TASK TO CARRY OUT:
Where a line in the listing contains the string "program", copy that line out.

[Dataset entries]
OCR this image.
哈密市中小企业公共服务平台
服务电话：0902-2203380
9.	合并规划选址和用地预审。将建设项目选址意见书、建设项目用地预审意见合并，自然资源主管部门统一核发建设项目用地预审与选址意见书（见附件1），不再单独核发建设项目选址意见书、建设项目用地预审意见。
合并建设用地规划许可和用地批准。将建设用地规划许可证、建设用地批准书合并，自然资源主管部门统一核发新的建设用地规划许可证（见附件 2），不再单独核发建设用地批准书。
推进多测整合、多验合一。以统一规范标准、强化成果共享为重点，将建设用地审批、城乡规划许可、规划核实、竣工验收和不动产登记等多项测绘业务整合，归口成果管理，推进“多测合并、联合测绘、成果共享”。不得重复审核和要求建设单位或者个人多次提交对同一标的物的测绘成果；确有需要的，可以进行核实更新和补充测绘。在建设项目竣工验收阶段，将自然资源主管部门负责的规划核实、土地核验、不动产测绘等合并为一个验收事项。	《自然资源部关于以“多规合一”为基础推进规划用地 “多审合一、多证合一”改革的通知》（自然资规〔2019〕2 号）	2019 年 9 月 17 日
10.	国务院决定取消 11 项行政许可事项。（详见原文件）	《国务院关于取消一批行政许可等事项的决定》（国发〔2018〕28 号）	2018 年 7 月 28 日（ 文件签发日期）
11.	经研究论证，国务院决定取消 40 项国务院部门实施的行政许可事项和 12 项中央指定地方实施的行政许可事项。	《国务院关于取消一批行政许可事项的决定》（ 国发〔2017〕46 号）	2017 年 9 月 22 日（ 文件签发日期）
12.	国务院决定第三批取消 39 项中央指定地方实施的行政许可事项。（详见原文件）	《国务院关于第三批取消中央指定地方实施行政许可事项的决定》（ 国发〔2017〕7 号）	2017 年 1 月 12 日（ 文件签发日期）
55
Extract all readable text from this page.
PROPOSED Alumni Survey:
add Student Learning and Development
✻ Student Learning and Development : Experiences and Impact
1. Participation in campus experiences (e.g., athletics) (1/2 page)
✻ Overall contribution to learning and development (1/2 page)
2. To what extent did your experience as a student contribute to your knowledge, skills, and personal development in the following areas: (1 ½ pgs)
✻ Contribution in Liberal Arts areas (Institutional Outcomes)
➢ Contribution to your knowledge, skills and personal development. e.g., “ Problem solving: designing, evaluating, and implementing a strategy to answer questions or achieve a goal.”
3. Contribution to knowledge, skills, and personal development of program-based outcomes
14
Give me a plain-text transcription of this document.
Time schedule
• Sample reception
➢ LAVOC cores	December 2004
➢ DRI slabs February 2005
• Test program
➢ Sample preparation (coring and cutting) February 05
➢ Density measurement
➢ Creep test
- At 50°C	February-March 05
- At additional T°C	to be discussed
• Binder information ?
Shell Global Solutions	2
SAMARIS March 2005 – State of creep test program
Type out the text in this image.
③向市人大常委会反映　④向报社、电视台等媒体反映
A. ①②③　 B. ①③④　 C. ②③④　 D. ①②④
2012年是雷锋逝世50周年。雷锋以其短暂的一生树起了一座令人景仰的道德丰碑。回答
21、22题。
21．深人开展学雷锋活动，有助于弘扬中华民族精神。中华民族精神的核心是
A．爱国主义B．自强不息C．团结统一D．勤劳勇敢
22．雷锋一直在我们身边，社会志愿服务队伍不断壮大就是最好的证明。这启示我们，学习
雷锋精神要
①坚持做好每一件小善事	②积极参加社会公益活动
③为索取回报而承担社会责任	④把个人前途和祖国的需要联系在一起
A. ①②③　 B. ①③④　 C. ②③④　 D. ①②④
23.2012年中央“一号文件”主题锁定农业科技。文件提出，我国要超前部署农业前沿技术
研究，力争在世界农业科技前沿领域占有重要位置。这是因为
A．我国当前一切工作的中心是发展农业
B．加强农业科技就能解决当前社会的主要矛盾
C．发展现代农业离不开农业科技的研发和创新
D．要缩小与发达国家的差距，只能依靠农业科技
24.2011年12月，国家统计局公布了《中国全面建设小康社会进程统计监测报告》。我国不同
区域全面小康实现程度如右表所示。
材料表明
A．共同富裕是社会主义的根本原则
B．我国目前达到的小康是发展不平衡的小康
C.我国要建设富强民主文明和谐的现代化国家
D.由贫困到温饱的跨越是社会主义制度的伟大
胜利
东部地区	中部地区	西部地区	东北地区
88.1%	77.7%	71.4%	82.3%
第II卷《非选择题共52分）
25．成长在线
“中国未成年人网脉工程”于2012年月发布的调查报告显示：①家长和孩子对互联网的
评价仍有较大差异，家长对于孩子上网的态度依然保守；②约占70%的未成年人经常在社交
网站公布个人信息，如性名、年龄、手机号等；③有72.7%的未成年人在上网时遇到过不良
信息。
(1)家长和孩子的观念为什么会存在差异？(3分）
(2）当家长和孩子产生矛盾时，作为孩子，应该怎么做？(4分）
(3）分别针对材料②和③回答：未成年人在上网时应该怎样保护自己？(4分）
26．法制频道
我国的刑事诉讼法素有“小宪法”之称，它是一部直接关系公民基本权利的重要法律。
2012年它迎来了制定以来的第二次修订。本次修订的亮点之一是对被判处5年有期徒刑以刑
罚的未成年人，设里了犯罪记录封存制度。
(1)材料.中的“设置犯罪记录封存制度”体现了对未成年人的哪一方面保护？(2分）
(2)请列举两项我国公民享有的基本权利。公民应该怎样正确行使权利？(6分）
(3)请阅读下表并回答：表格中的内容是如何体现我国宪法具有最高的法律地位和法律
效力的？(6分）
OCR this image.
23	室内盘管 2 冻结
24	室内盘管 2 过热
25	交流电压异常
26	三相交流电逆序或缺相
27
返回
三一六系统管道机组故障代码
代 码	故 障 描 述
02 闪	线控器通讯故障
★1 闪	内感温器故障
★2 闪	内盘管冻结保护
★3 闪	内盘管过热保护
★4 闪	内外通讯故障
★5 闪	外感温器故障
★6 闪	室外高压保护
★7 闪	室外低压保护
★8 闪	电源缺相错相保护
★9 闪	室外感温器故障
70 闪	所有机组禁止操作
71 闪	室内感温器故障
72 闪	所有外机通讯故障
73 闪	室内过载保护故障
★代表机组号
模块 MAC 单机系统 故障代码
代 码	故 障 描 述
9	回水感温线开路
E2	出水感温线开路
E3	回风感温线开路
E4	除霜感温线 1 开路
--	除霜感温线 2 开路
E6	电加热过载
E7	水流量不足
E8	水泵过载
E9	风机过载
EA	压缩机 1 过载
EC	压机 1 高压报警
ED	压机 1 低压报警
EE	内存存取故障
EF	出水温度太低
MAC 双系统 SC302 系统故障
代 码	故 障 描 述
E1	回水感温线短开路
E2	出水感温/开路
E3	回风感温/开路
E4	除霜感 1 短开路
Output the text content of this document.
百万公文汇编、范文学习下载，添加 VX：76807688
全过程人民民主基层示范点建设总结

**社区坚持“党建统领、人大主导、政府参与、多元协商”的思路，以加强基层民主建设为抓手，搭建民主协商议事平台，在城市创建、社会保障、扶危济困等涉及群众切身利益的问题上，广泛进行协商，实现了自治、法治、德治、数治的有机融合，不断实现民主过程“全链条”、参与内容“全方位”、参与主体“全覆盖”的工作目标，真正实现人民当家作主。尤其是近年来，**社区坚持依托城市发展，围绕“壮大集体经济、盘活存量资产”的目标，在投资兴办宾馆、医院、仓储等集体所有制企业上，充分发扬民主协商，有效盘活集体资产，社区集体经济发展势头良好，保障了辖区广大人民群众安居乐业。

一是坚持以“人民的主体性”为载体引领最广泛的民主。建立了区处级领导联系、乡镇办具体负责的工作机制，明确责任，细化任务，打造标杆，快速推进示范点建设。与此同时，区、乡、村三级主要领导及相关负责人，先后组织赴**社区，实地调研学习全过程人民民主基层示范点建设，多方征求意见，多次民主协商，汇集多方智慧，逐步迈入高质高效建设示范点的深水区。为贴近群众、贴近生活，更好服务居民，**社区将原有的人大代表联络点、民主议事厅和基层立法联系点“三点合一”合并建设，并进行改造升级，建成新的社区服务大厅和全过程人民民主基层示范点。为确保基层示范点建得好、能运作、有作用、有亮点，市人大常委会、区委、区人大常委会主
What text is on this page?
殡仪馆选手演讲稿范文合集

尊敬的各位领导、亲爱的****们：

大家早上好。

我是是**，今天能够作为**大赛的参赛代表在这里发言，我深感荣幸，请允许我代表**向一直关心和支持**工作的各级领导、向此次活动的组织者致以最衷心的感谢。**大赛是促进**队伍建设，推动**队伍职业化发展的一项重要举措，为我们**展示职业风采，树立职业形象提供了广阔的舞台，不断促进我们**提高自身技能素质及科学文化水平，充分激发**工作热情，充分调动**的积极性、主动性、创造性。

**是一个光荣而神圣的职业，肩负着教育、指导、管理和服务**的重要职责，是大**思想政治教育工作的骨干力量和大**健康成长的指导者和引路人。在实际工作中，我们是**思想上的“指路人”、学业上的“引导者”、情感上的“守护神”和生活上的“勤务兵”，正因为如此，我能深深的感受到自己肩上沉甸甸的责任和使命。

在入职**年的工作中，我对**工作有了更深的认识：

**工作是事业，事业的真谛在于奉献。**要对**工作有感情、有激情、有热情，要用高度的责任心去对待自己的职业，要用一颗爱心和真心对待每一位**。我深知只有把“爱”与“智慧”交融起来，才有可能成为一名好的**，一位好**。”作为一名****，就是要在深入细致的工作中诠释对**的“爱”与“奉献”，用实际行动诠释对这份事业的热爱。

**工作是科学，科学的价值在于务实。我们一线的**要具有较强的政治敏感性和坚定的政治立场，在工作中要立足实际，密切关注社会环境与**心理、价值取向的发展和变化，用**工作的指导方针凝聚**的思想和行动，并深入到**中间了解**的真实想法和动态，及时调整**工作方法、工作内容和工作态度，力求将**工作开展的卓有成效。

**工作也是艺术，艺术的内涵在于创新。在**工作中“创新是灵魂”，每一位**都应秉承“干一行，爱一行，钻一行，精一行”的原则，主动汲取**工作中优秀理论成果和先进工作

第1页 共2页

SOLUTION TO THE EXERCISE:
3. Contribution to knowledge, skills, and personal development of program-based outcomes
• Test program
SAMARIS March 2005 – State of creep test program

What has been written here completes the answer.